WHAT YOU SHOULD DO
Reproduce the material character for character, from its first line down to and including the line that contains "help-button[interactable]: ? xyxy=(513,5,534,26)".

SOURCE DATA

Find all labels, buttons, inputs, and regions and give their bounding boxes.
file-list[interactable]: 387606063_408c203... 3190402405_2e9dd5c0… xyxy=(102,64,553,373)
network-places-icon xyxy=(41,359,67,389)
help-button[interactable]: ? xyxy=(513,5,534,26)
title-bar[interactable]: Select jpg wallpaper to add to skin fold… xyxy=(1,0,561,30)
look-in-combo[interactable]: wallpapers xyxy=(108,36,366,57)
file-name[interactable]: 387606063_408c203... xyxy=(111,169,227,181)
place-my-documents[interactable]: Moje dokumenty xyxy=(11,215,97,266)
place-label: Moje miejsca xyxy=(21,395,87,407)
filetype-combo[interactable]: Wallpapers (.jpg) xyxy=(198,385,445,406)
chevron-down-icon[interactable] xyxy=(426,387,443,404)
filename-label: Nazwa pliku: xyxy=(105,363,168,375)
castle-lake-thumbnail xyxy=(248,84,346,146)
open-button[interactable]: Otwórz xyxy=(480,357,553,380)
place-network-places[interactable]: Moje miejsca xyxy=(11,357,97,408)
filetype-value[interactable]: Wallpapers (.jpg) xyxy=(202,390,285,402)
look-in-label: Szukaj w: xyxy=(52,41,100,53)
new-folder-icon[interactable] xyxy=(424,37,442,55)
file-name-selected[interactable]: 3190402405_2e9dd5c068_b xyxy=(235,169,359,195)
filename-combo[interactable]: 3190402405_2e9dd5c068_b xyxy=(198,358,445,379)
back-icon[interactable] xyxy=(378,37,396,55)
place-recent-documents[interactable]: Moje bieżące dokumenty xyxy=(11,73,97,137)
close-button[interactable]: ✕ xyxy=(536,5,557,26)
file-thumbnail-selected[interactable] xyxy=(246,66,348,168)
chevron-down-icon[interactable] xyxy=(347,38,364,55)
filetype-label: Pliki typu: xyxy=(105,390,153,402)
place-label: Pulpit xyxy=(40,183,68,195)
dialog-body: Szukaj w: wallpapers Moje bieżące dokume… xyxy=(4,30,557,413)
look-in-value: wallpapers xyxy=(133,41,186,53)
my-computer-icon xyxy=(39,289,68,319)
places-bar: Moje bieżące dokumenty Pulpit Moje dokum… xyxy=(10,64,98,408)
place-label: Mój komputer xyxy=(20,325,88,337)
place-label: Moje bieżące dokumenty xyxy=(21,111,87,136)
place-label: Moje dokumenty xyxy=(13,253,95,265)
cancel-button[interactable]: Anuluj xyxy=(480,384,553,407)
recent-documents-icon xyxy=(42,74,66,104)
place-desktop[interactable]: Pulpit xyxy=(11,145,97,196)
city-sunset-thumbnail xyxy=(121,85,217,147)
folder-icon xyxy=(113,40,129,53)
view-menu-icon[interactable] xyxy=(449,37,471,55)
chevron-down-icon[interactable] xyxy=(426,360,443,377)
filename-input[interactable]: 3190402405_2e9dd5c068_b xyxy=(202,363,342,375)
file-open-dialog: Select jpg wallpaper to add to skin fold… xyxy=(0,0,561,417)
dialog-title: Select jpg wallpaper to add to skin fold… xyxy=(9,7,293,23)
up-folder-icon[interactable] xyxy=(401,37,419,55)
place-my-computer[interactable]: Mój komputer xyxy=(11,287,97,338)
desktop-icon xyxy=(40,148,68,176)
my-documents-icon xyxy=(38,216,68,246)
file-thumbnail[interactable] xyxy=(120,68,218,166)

ANSWER TO THIS PROBLEM
Find all labels, buttons, inputs, and regions and give their bounding boxes.
file-list[interactable]: 387606063_408c203... 3190402405_2e9dd5c0… xyxy=(102,64,553,373)
network-places-icon xyxy=(41,359,67,389)
help-button[interactable]: ? xyxy=(513,5,534,26)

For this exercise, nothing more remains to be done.